[Start]

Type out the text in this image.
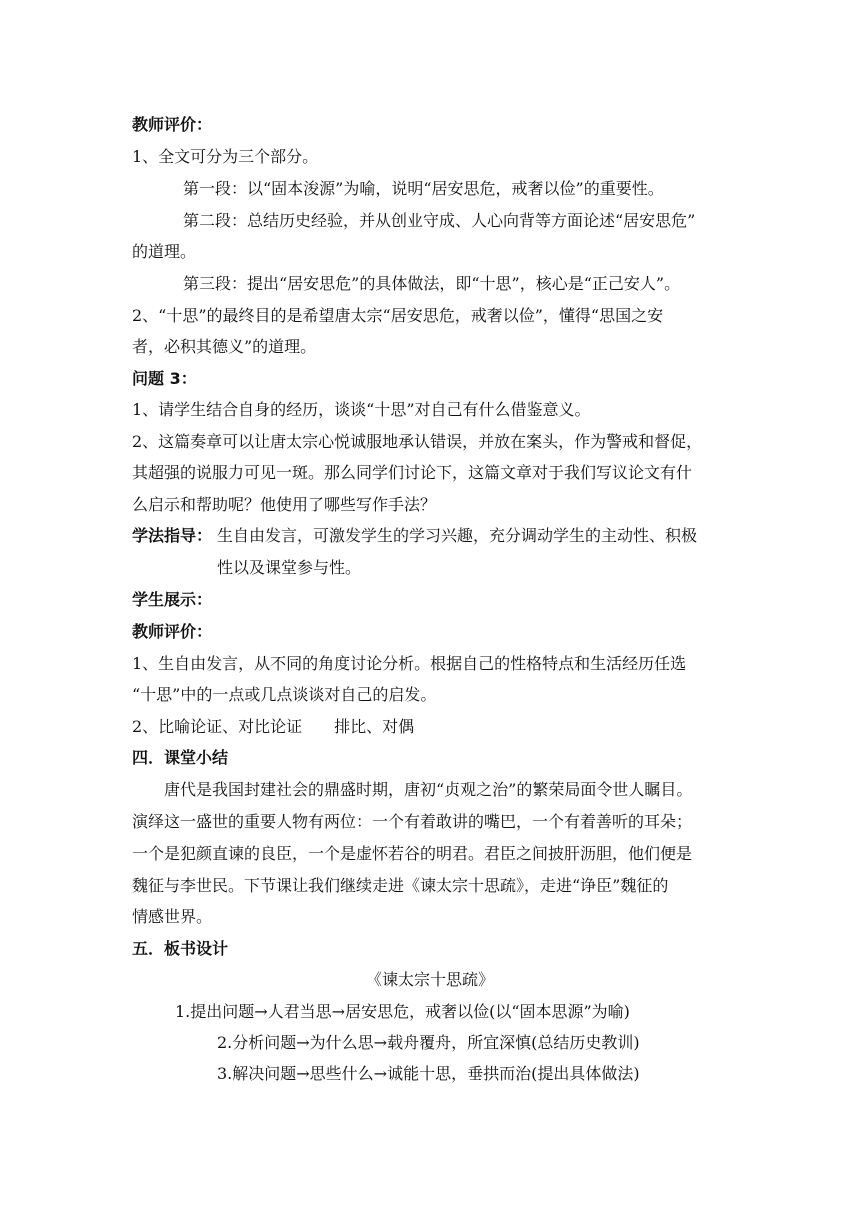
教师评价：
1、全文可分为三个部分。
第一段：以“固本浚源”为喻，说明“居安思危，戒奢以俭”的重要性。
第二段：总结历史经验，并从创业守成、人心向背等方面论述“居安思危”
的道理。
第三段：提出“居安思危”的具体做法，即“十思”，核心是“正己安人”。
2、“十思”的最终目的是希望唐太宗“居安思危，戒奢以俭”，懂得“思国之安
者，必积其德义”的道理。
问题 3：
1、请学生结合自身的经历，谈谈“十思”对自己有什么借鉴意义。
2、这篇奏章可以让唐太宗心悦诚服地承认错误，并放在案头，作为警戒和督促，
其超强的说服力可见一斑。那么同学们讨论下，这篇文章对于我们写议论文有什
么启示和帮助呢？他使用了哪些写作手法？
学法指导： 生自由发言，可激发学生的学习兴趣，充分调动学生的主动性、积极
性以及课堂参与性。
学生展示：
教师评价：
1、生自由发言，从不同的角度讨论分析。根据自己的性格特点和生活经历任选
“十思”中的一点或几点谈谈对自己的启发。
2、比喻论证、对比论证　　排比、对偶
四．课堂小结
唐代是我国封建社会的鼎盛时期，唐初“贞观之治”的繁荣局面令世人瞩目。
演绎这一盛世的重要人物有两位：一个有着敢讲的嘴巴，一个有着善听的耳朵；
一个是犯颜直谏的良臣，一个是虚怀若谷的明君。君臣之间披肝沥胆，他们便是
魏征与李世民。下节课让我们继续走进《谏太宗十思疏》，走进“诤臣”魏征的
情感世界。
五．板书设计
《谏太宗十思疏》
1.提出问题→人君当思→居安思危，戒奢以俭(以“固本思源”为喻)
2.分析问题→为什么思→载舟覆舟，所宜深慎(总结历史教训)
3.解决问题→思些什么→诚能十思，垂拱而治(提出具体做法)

[End]

- [Set task]
Copy out each line word for word, please, skipping the images.

- [Full output]
Type out the text in this image.
教师评价：
1、全文可分为三个部分。
第一段：以“固本浚源”为喻，说明“居安思危，戒奢以俭”的重要性。
第二段：总结历史经验，并从创业守成、人心向背等方面论述“居安思危”
的道理。
第三段：提出“居安思危”的具体做法，即“十思”，核心是“正己安人”。
2、“十思”的最终目的是希望唐太宗“居安思危，戒奢以俭”，懂得“思国之安
者，必积其德义”的道理。
问题 3：
1、请学生结合自身的经历，谈谈“十思”对自己有什么借鉴意义。
2、这篇奏章可以让唐太宗心悦诚服地承认错误，并放在案头，作为警戒和督促，
其超强的说服力可见一斑。那么同学们讨论下，这篇文章对于我们写议论文有什
么启示和帮助呢？他使用了哪些写作手法？
学法指导： 生自由发言，可激发学生的学习兴趣，充分调动学生的主动性、积极
性以及课堂参与性。
学生展示：
教师评价：
1、生自由发言，从不同的角度讨论分析。根据自己的性格特点和生活经历任选
“十思”中的一点或几点谈谈对自己的启发。
2、比喻论证、对比论证　　排比、对偶
四．课堂小结
唐代是我国封建社会的鼎盛时期，唐初“贞观之治”的繁荣局面令世人瞩目。
演绎这一盛世的重要人物有两位：一个有着敢讲的嘴巴，一个有着善听的耳朵；
一个是犯颜直谏的良臣，一个是虚怀若谷的明君。君臣之间披肝沥胆，他们便是
魏征与李世民。下节课让我们继续走进《谏太宗十思疏》，走进“诤臣”魏征的
情感世界。
五．板书设计
《谏太宗十思疏》
1.提出问题→人君当思→居安思危，戒奢以俭(以“固本思源”为喻)
2.分析问题→为什么思→载舟覆舟，所宜深慎(总结历史教训)
3.解决问题→思些什么→诚能十思，垂拱而治(提出具体做法)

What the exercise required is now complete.